# TASK TO COMPLETE
Emit the data below verbatim, stripping out any pictures.

[Structured figure records]
— begin —

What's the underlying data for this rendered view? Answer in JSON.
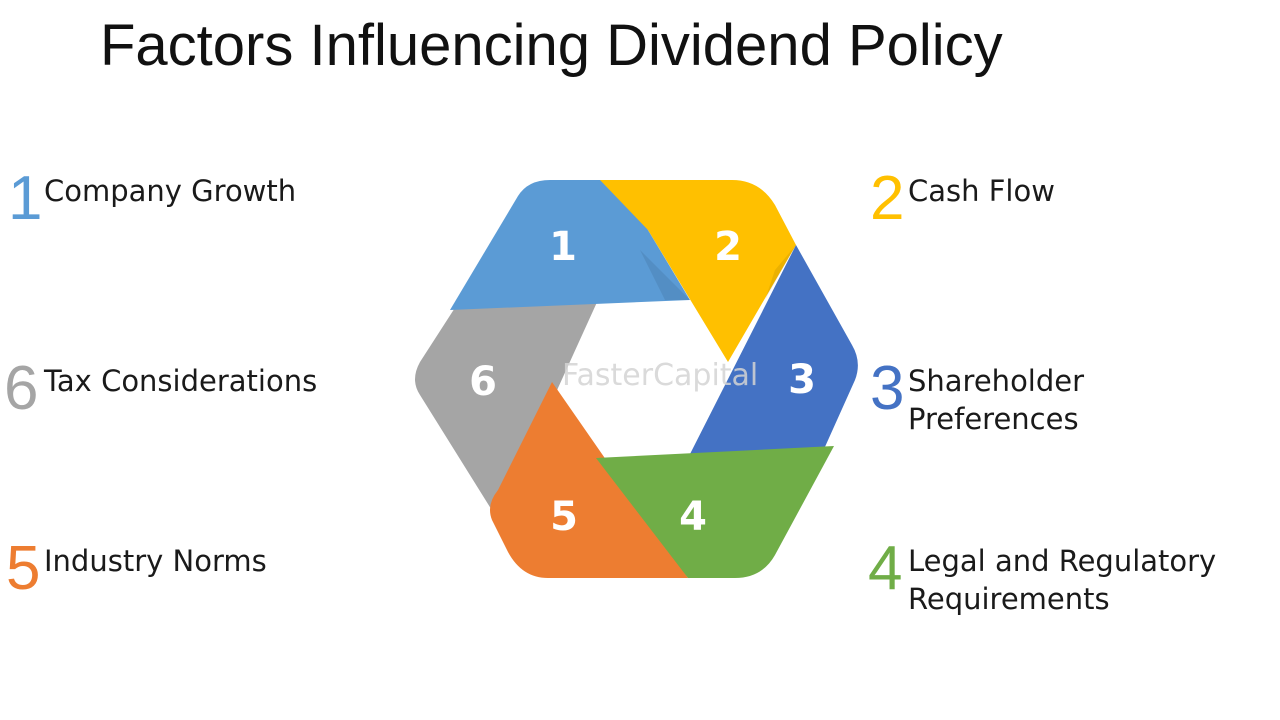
{
  "title": "Factors Influencing Dividend Policy",
  "watermark": "FasterCapital",
  "colors": {
    "f1": "#5b9bd5",
    "f2": "#ffc000",
    "f3": "#4472c4",
    "f4": "#70ad47",
    "f5": "#ed7d31",
    "f6": "#a5a5a5"
  },
  "factors": [
    {
      "number": "1",
      "line1": "Company Growth",
      "line2": ""
    },
    {
      "number": "2",
      "line1": "Cash Flow",
      "line2": ""
    },
    {
      "number": "3",
      "line1": "Shareholder",
      "line2": "Preferences"
    },
    {
      "number": "4",
      "line1": "Legal and Regulatory",
      "line2": "Requirements"
    },
    {
      "number": "5",
      "line1": "Industry Norms",
      "line2": ""
    },
    {
      "number": "6",
      "line1": "Tax Considerations",
      "line2": ""
    }
  ]
}
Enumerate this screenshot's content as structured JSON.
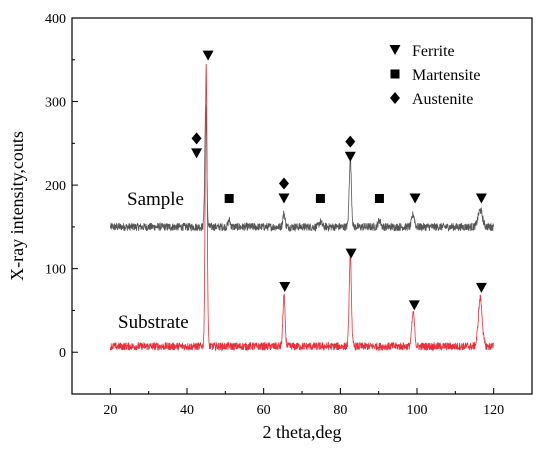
{
  "chart_data": {
    "type": "line",
    "xlabel": "2 theta,deg",
    "ylabel": "X-ray intensity,couts",
    "xlim": [
      10,
      130
    ],
    "ylim": [
      -50,
      400
    ],
    "xticks": [
      20,
      40,
      60,
      80,
      100,
      120
    ],
    "yticks": [
      0,
      100,
      200,
      300,
      400
    ],
    "grid": false,
    "legend_position": "top-right",
    "legend": [
      {
        "label": "Ferrite",
        "marker": "triangle-down"
      },
      {
        "label": "Martensite",
        "marker": "square"
      },
      {
        "label": "Austenite",
        "marker": "diamond"
      }
    ],
    "series": [
      {
        "name": "Sample",
        "color": "#555555",
        "x_range": [
          20,
          120
        ],
        "baseline": 150,
        "noise": 3,
        "peaks": [
          {
            "x": 44.9,
            "height": 145,
            "width": 0.35
          },
          {
            "x": 51.0,
            "height": 8,
            "width": 0.4
          },
          {
            "x": 65.3,
            "height": 16,
            "width": 0.4
          },
          {
            "x": 74.8,
            "height": 6,
            "width": 0.5
          },
          {
            "x": 82.6,
            "height": 82,
            "width": 0.4
          },
          {
            "x": 90.2,
            "height": 8,
            "width": 0.5
          },
          {
            "x": 99.0,
            "height": 15,
            "width": 0.5
          },
          {
            "x": 116.5,
            "height": 20,
            "width": 0.8
          }
        ],
        "markers": [
          {
            "type": "triangle-down",
            "x": 42.5,
            "y": 238
          },
          {
            "type": "diamond",
            "x": 42.5,
            "y": 256
          },
          {
            "type": "triangle-down",
            "x": 45.5,
            "y": 355
          },
          {
            "type": "square",
            "x": 51.0,
            "y": 184
          },
          {
            "type": "triangle-down",
            "x": 65.3,
            "y": 184
          },
          {
            "type": "diamond",
            "x": 65.3,
            "y": 202
          },
          {
            "type": "square",
            "x": 74.8,
            "y": 184
          },
          {
            "type": "triangle-down",
            "x": 82.6,
            "y": 234
          },
          {
            "type": "diamond",
            "x": 82.6,
            "y": 252
          },
          {
            "type": "square",
            "x": 90.2,
            "y": 184
          },
          {
            "type": "triangle-down",
            "x": 99.5,
            "y": 184
          },
          {
            "type": "triangle-down",
            "x": 116.8,
            "y": 184
          }
        ]
      },
      {
        "name": "Substrate",
        "color": "#e8303a",
        "x_range": [
          20,
          120
        ],
        "baseline": 7,
        "noise": 3,
        "peaks": [
          {
            "x": 45.0,
            "height": 338,
            "width": 0.35
          },
          {
            "x": 65.3,
            "height": 60,
            "width": 0.4
          },
          {
            "x": 82.6,
            "height": 110,
            "width": 0.4
          },
          {
            "x": 99.0,
            "height": 40,
            "width": 0.5
          },
          {
            "x": 116.5,
            "height": 58,
            "width": 0.7
          }
        ],
        "markers": [
          {
            "type": "triangle-down",
            "x": 65.5,
            "y": 78
          },
          {
            "type": "triangle-down",
            "x": 82.8,
            "y": 118
          },
          {
            "type": "triangle-down",
            "x": 99.3,
            "y": 56
          },
          {
            "type": "triangle-down",
            "x": 116.8,
            "y": 77
          }
        ]
      }
    ]
  }
}
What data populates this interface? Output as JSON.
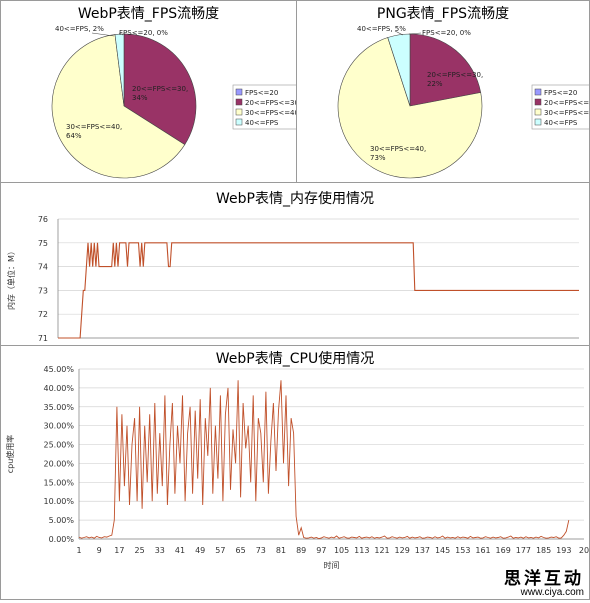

— end —

# RESPONSE BELOW
What's the underlying data for this rendered view? Answer in JSON.
{
  "title": "Factors Influencing Dividend Policy",
  "watermark": "FasterCapital",
  "colors": {
    "f1": "#5b9bd5",
    "f2": "#ffc000",
    "f3": "#4472c4",
    "f4": "#70ad47",
    "f5": "#ed7d31",
    "f6": "#a5a5a5"
  },
  "factors": [
    {
      "number": "1",
      "line1": "Company Growth",
      "line2": ""
    },
    {
      "number": "2",
      "line1": "Cash Flow",
      "line2": ""
    },
    {
      "number": "3",
      "line1": "Shareholder",
      "line2": "Preferences"
    },
    {
      "number": "4",
      "line1": "Legal and Regulatory",
      "line2": "Requirements"
    },
    {
      "number": "5",
      "line1": "Industry Norms",
      "line2": ""
    },
    {
      "number": "6",
      "line1": "Tax Considerations",
      "line2": ""
    }
  ]
}
Enumerate this screenshot's content as structured JSON.
{
  "chart_data": {
    "type": "line",
    "xlabel": "2 theta,deg",
    "ylabel": "X-ray intensity,couts",
    "xlim": [
      10,
      130
    ],
    "ylim": [
      -50,
      400
    ],
    "xticks": [
      20,
      40,
      60,
      80,
      100,
      120
    ],
    "yticks": [
      0,
      100,
      200,
      300,
      400
    ],
    "grid": false,
    "legend_position": "top-right",
    "legend": [
      {
        "label": "Ferrite",
        "marker": "triangle-down"
      },
      {
        "label": "Martensite",
        "marker": "square"
      },
      {
        "label": "Austenite",
        "marker": "diamond"
      }
    ],
    "series": [
      {
        "name": "Sample",
        "color": "#555555",
        "x_range": [
          20,
          120
        ],
        "baseline": 150,
        "noise": 3,
        "peaks": [
          {
            "x": 44.9,
            "height": 145,
            "width": 0.35
          },
          {
            "x": 51.0,
            "height": 8,
            "width": 0.4
          },
          {
            "x": 65.3,
            "height": 16,
            "width": 0.4
          },
          {
            "x": 74.8,
            "height": 6,
            "width": 0.5
          },
          {
            "x": 82.6,
            "height": 82,
            "width": 0.4
          },
          {
            "x": 90.2,
            "height": 8,
            "width": 0.5
          },
          {
            "x": 99.0,
            "height": 15,
            "width": 0.5
          },
          {
            "x": 116.5,
            "height": 20,
            "width": 0.8
          }
        ],
        "markers": [
          {
            "type": "triangle-down",
            "x": 42.5,
            "y": 238
          },
          {
            "type": "diamond",
            "x": 42.5,
            "y": 256
          },
          {
            "type": "triangle-down",
            "x": 45.5,
            "y": 355
          },
          {
            "type": "square",
            "x": 51.0,
            "y": 184
          },
          {
            "type": "triangle-down",
            "x": 65.3,
            "y": 184
          },
          {
            "type": "diamond",
            "x": 65.3,
            "y": 202
          },
          {
            "type": "square",
            "x": 74.8,
            "y": 184
          },
          {
            "type": "triangle-down",
            "x": 82.6,
            "y": 234
          },
          {
            "type": "diamond",
            "x": 82.6,
            "y": 252
          },
          {
            "type": "square",
            "x": 90.2,
            "y": 184
          },
          {
            "type": "triangle-down",
            "x": 99.5,
            "y": 184
          },
          {
            "type": "triangle-down",
            "x": 116.8,
            "y": 184
          }
        ]
      },
      {
        "name": "Substrate",
        "color": "#e8303a",
        "x_range": [
          20,
          120
        ],
        "baseline": 7,
        "noise": 3,
        "peaks": [
          {
            "x": 45.0,
            "height": 338,
            "width": 0.35
          },
          {
            "x": 65.3,
            "height": 60,
            "width": 0.4
          },
          {
            "x": 82.6,
            "height": 110,
            "width": 0.4
          },
          {
            "x": 99.0,
            "height": 40,
            "width": 0.5
          },
          {
            "x": 116.5,
            "height": 58,
            "width": 0.7
          }
        ],
        "markers": [
          {
            "type": "triangle-down",
            "x": 65.5,
            "y": 78
          },
          {
            "type": "triangle-down",
            "x": 82.8,
            "y": 118
          },
          {
            "type": "triangle-down",
            "x": 99.3,
            "y": 56
          },
          {
            "type": "triangle-down",
            "x": 116.8,
            "y": 77
          }
        ]
      }
    ]
  }
}
What data populates this interface? Output as JSON.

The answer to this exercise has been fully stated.